• SET PROBLEM: Set down all of the data that follows word for word, without the images.

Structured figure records
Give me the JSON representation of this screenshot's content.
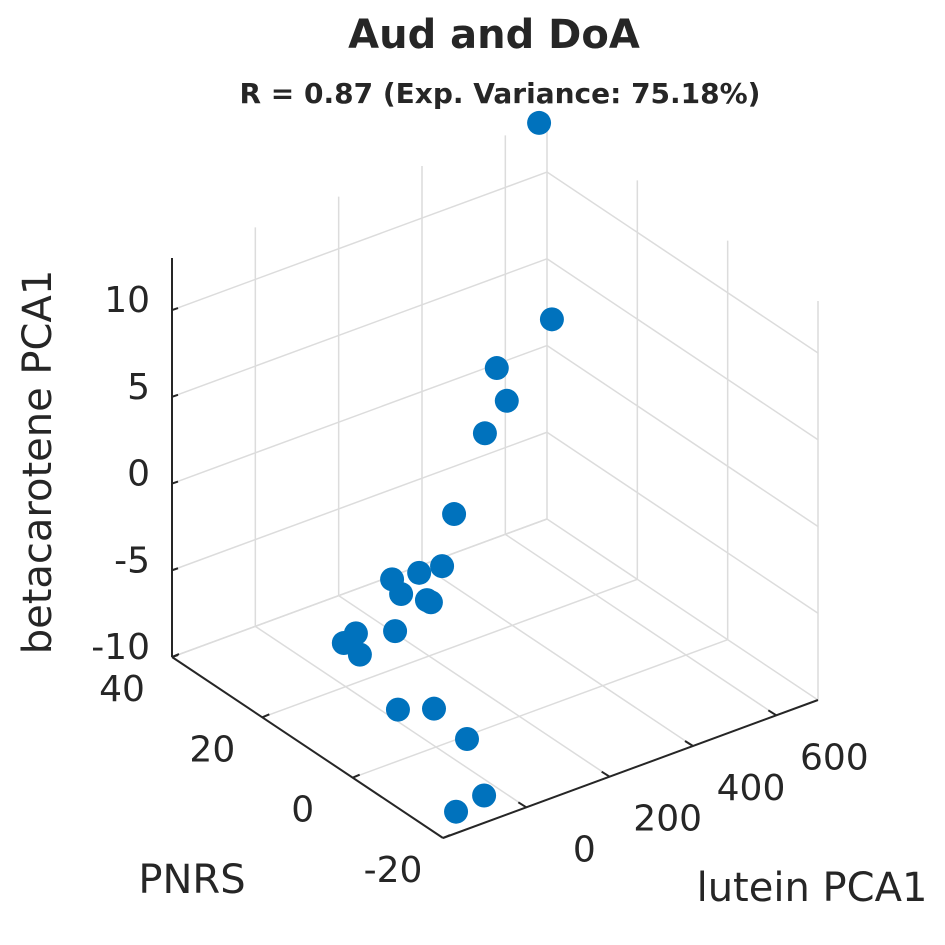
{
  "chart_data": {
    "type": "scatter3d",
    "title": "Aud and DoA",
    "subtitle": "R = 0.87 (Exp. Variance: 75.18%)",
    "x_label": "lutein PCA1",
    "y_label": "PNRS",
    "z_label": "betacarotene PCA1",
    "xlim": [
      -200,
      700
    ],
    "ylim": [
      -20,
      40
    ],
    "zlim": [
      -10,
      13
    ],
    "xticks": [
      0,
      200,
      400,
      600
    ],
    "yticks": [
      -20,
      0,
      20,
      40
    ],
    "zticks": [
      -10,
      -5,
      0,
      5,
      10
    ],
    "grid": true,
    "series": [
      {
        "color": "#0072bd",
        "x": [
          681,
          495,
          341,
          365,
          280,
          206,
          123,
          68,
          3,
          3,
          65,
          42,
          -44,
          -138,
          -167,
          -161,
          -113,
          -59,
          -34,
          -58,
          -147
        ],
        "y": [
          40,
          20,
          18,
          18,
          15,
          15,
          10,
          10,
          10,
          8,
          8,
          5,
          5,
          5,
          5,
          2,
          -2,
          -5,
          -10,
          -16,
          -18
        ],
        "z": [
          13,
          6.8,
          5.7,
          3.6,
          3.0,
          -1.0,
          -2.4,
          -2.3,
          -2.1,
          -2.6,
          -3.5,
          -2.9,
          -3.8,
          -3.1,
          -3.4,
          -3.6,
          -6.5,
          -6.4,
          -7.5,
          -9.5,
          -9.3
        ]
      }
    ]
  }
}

• RESULT OF THIS EXERCISE:
Give me the JSON representation of this screenshot's content.
{
  "chart_data": {
    "type": "scatter3d",
    "title": "Aud and DoA",
    "subtitle": "R = 0.87 (Exp. Variance: 75.18%)",
    "x_label": "lutein PCA1",
    "y_label": "PNRS",
    "z_label": "betacarotene PCA1",
    "xlim": [
      -200,
      700
    ],
    "ylim": [
      -20,
      40
    ],
    "zlim": [
      -10,
      13
    ],
    "xticks": [
      0,
      200,
      400,
      600
    ],
    "yticks": [
      -20,
      0,
      20,
      40
    ],
    "zticks": [
      -10,
      -5,
      0,
      5,
      10
    ],
    "grid": true,
    "series": [
      {
        "color": "#0072bd",
        "x": [
          681,
          495,
          341,
          365,
          280,
          206,
          123,
          68,
          3,
          3,
          65,
          42,
          -44,
          -138,
          -167,
          -161,
          -113,
          -59,
          -34,
          -58,
          -147
        ],
        "y": [
          40,
          20,
          18,
          18,
          15,
          15,
          10,
          10,
          10,
          8,
          8,
          5,
          5,
          5,
          5,
          2,
          -2,
          -5,
          -10,
          -16,
          -18
        ],
        "z": [
          13,
          6.8,
          5.7,
          3.6,
          3.0,
          -1.0,
          -2.4,
          -2.3,
          -2.1,
          -2.6,
          -3.5,
          -2.9,
          -3.8,
          -3.1,
          -3.4,
          -3.6,
          -6.5,
          -6.4,
          -7.5,
          -9.5,
          -9.3
        ]
      }
    ]
  }
}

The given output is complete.